⟨

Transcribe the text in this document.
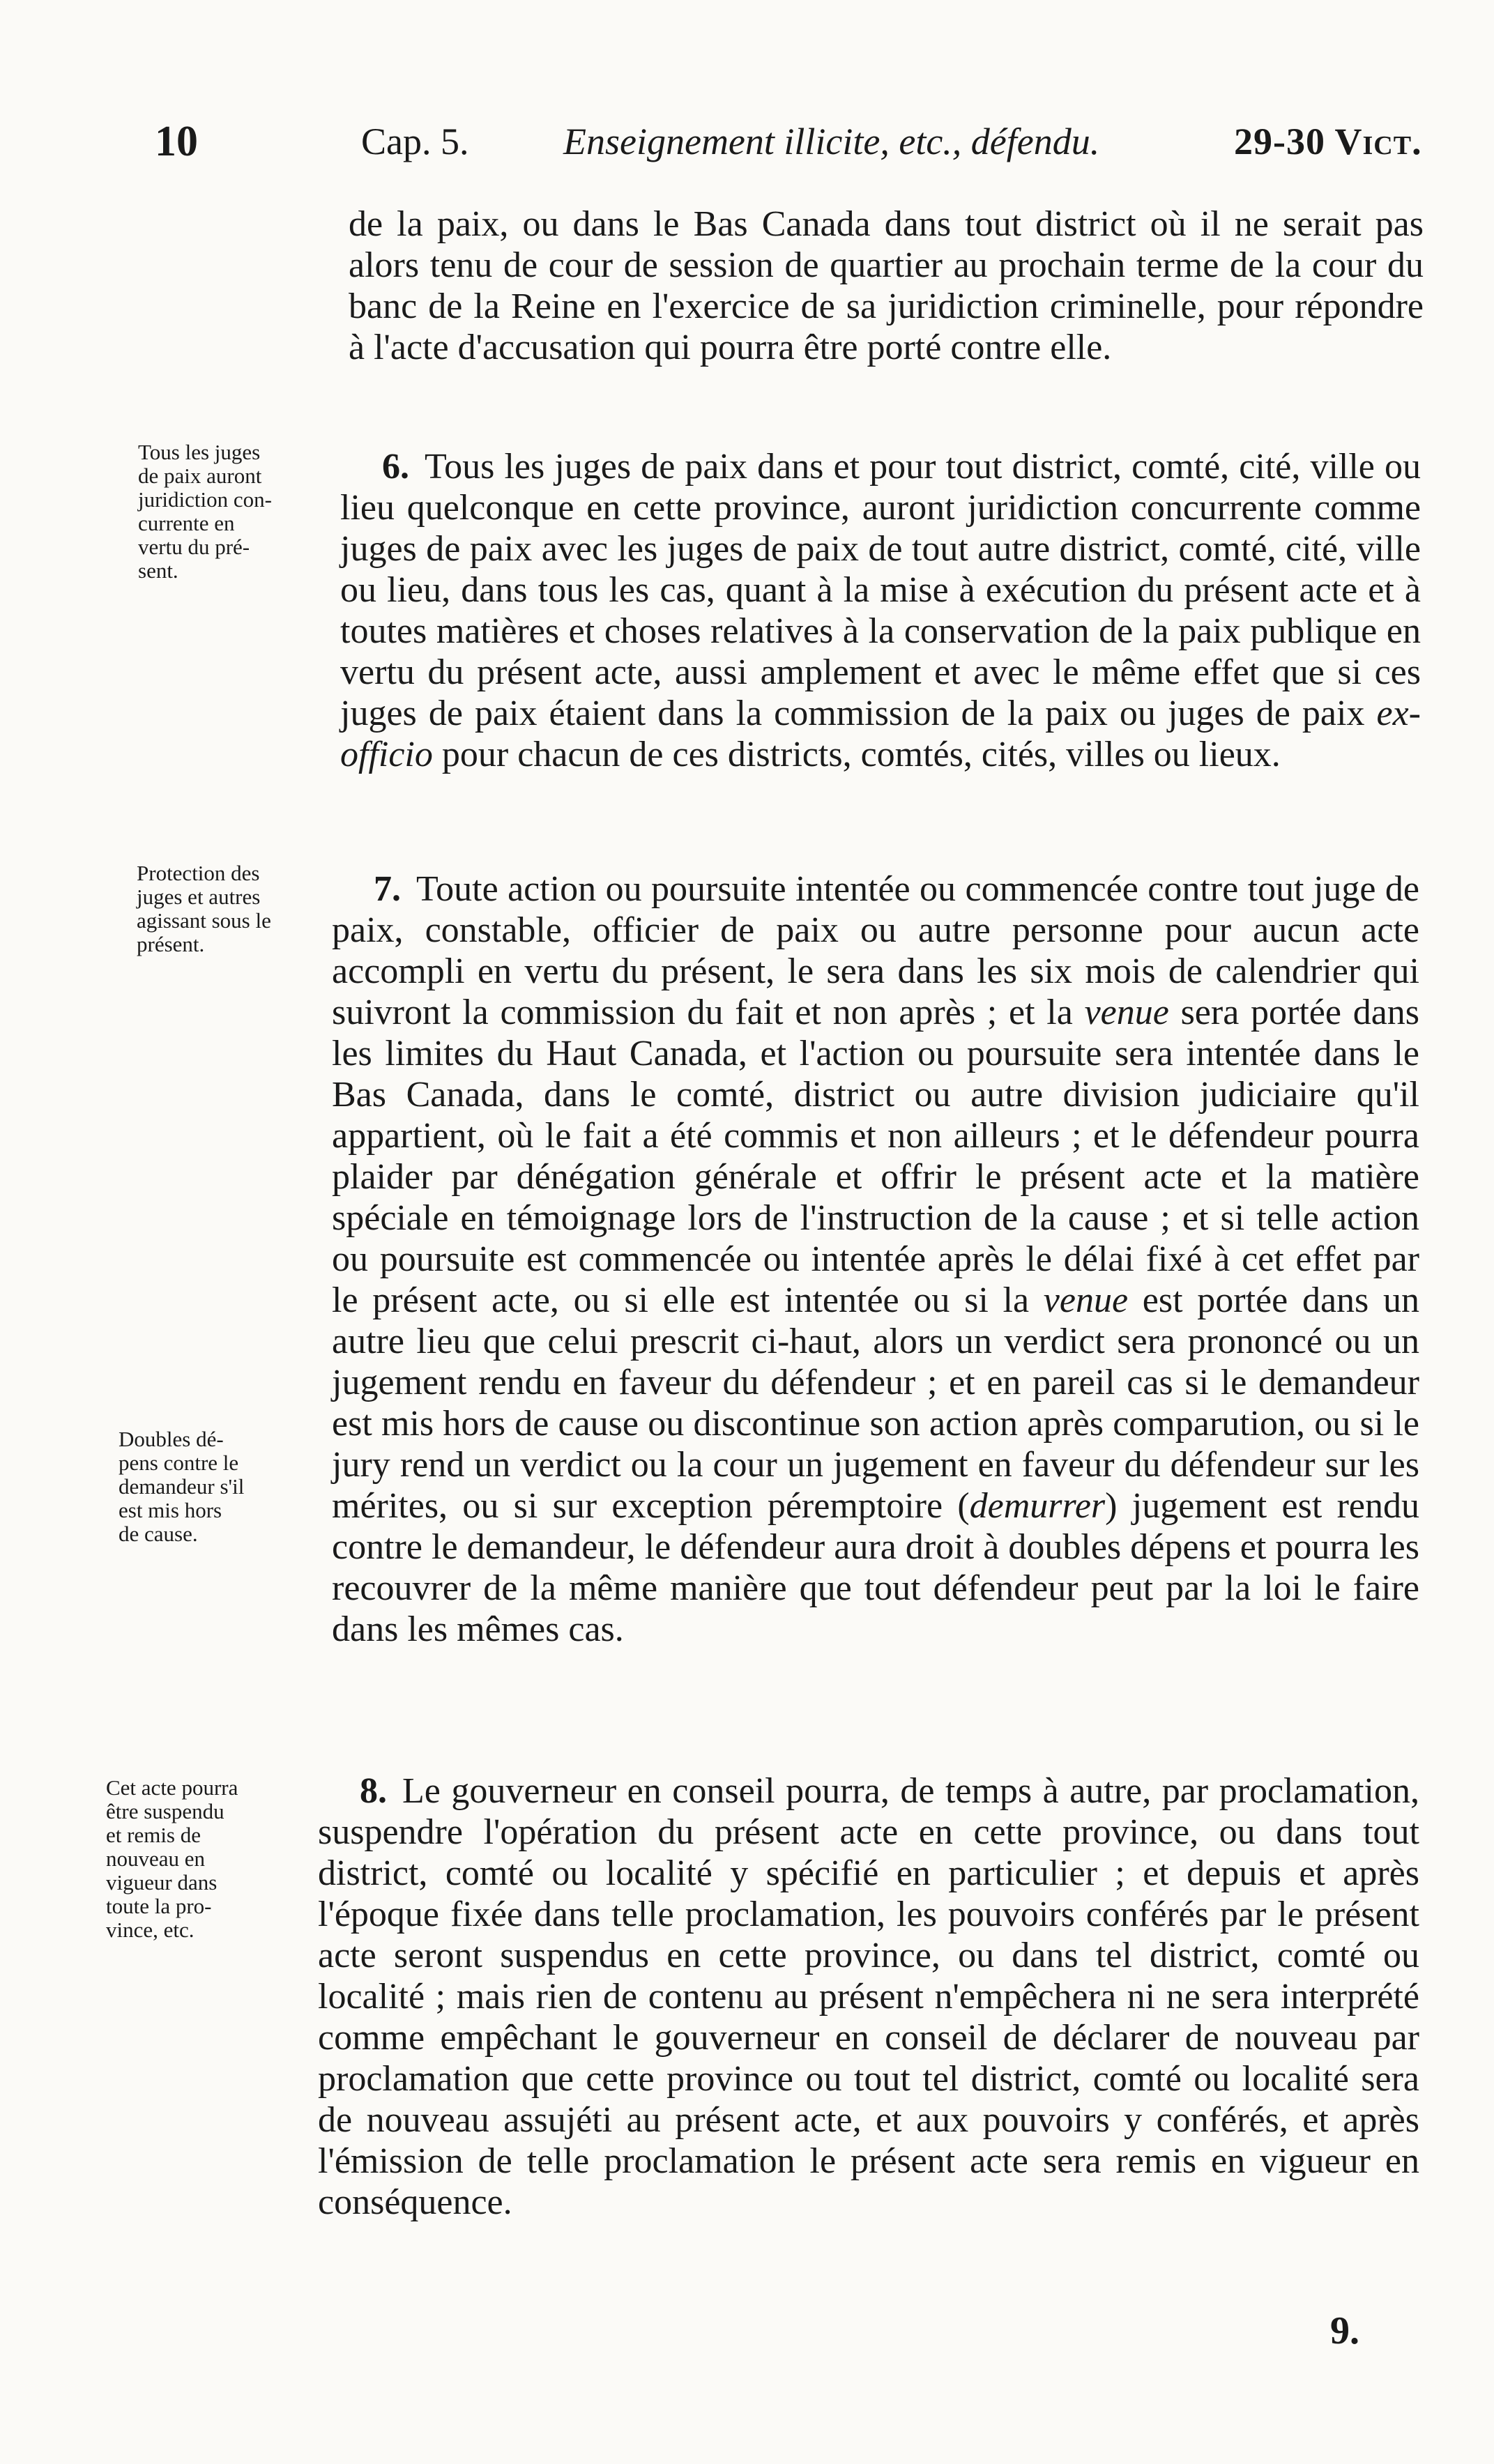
10	Cap. 5.	Enseignement illicite, etc., défendu.	29-30 Vict.

de la paix, ou dans le Bas Canada dans tout district où il ne serait pas alors tenu de cour de session de quartier au prochain terme de la cour du banc de la Reine en l'exercice de sa juridiction criminelle, pour répondre à l'acte d'accusation qui pourra être porté contre elle.

Tous les juges
de paix auront
juridiction con-
currente en
vertu du pré-
sent.

6. Tous les juges de paix dans et pour tout district, comté, cité, ville ou lieu quelconque en cette province, auront juridiction concurrente comme juges de paix avec les juges de paix de tout autre district, comté, cité, ville ou lieu, dans tous les cas, quant à la mise à exécution du présent acte et à toutes matières et choses relatives à la conservation de la paix publique en vertu du présent acte, aussi amplement et avec le même effet que si ces juges de paix étaient dans la commission de la paix ou juges de paix ex-officio pour chacun de ces districts, comtés, cités, villes ou lieux.

Protection des
juges et autres
agissant sous le
présent.

7. Toute action ou poursuite intentée ou commencée contre tout juge de paix, constable, officier de paix ou autre personne pour aucun acte accompli en vertu du présent, le sera dans les six mois de calendrier qui suivront la commission du fait et non après ; et la venue sera portée dans les limites du Haut Canada, et l'action ou poursuite sera intentée dans le Bas Canada, dans le comté, district ou autre division judiciaire qu'il appartient, où le fait a été commis et non ailleurs ; et le défendeur pourra plaider par dénégation générale et offrir le présent acte et la matière spéciale en témoignage lors de l'instruction de la cause ; et si telle action ou poursuite est commencée ou intentée après le délai fixé à cet effet par le présent acte, ou si elle est intentée ou si la venue est portée dans un autre lieu que celui prescrit ci-haut, alors un verdict sera prononcé ou un jugement rendu en faveur du défendeur ; et en pareil cas si le demandeur est mis hors de cause ou discontinue son action après comparution, ou si le jury rend un verdict ou la cour un jugement en faveur du défendeur sur les mérites, ou si sur exception péremptoire (demurrer) jugement est rendu contre le demandeur, le défendeur aura droit à doubles dépens et pourra les recouvrer de la même manière que tout défendeur peut par la loi le faire dans les mêmes cas.

Doubles dé-
pens contre le
demandeur s'il
est mis hors
de cause.
Cet acte pourra
être suspendu
et remis de
nouveau en
vigueur dans
toute la pro-
vince, etc.

8. Le gouverneur en conseil pourra, de temps à autre, par proclamation, suspendre l'opération du présent acte en cette province, ou dans tout district, comté ou localité y spécifié en particulier ; et depuis et après l'époque fixée dans telle proclamation, les pouvoirs conférés par le présent acte seront suspendus en cette province, ou dans tel district, comté ou localité ; mais rien de contenu au présent n'empêchera ni ne sera interprété comme empêchant le gouverneur en conseil de déclarer de nouveau par proclamation que cette province ou tout tel district, comté ou localité sera de nouveau assujéti au présent acte, et aux pouvoirs y conférés, et après l'émission de telle proclamation le présent acte sera remis en vigueur en conséquence.

9.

⟩

Your copy should repeat each entry above exactly but contain no pictures.

*EXERCISE RESULT*
Transcribe the text in this document.
10	Cap. 5.	Enseignement illicite, etc., défendu.	29-30 Vict.

de la paix, ou dans le Bas Canada dans tout district où il ne serait pas alors tenu de cour de session de quartier au prochain terme de la cour du banc de la Reine en l'exercice de sa juridiction criminelle, pour répondre à l'acte d'accusation qui pourra être porté contre elle.

Tous les juges
de paix auront
juridiction con-
currente en
vertu du pré-
sent.

6. Tous les juges de paix dans et pour tout district, comté, cité, ville ou lieu quelconque en cette province, auront juridiction concurrente comme juges de paix avec les juges de paix de tout autre district, comté, cité, ville ou lieu, dans tous les cas, quant à la mise à exécution du présent acte et à toutes matières et choses relatives à la conservation de la paix publique en vertu du présent acte, aussi amplement et avec le même effet que si ces juges de paix étaient dans la commission de la paix ou juges de paix ex-officio pour chacun de ces districts, comtés, cités, villes ou lieux.

Protection des
juges et autres
agissant sous le
présent.

7. Toute action ou poursuite intentée ou commencée contre tout juge de paix, constable, officier de paix ou autre personne pour aucun acte accompli en vertu du présent, le sera dans les six mois de calendrier qui suivront la commission du fait et non après ; et la venue sera portée dans les limites du Haut Canada, et l'action ou poursuite sera intentée dans le Bas Canada, dans le comté, district ou autre division judiciaire qu'il appartient, où le fait a été commis et non ailleurs ; et le défendeur pourra plaider par dénégation générale et offrir le présent acte et la matière spéciale en témoignage lors de l'instruction de la cause ; et si telle action ou poursuite est commencée ou intentée après le délai fixé à cet effet par le présent acte, ou si elle est intentée ou si la venue est portée dans un autre lieu que celui prescrit ci-haut, alors un verdict sera prononcé ou un jugement rendu en faveur du défendeur ; et en pareil cas si le demandeur est mis hors de cause ou discontinue son action après comparution, ou si le jury rend un verdict ou la cour un jugement en faveur du défendeur sur les mérites, ou si sur exception péremptoire (demurrer) jugement est rendu contre le demandeur, le défendeur aura droit à doubles dépens et pourra les recouvrer de la même manière que tout défendeur peut par la loi le faire dans les mêmes cas.

Doubles dé-
pens contre le
demandeur s'il
est mis hors
de cause.
Cet acte pourra
être suspendu
et remis de
nouveau en
vigueur dans
toute la pro-
vince, etc.

8. Le gouverneur en conseil pourra, de temps à autre, par proclamation, suspendre l'opération du présent acte en cette province, ou dans tout district, comté ou localité y spécifié en particulier ; et depuis et après l'époque fixée dans telle proclamation, les pouvoirs conférés par le présent acte seront suspendus en cette province, ou dans tel district, comté ou localité ; mais rien de contenu au présent n'empêchera ni ne sera interprété comme empêchant le gouverneur en conseil de déclarer de nouveau par proclamation que cette province ou tout tel district, comté ou localité sera de nouveau assujéti au présent acte, et aux pouvoirs y conférés, et après l'émission de telle proclamation le présent acte sera remis en vigueur en conséquence.

9.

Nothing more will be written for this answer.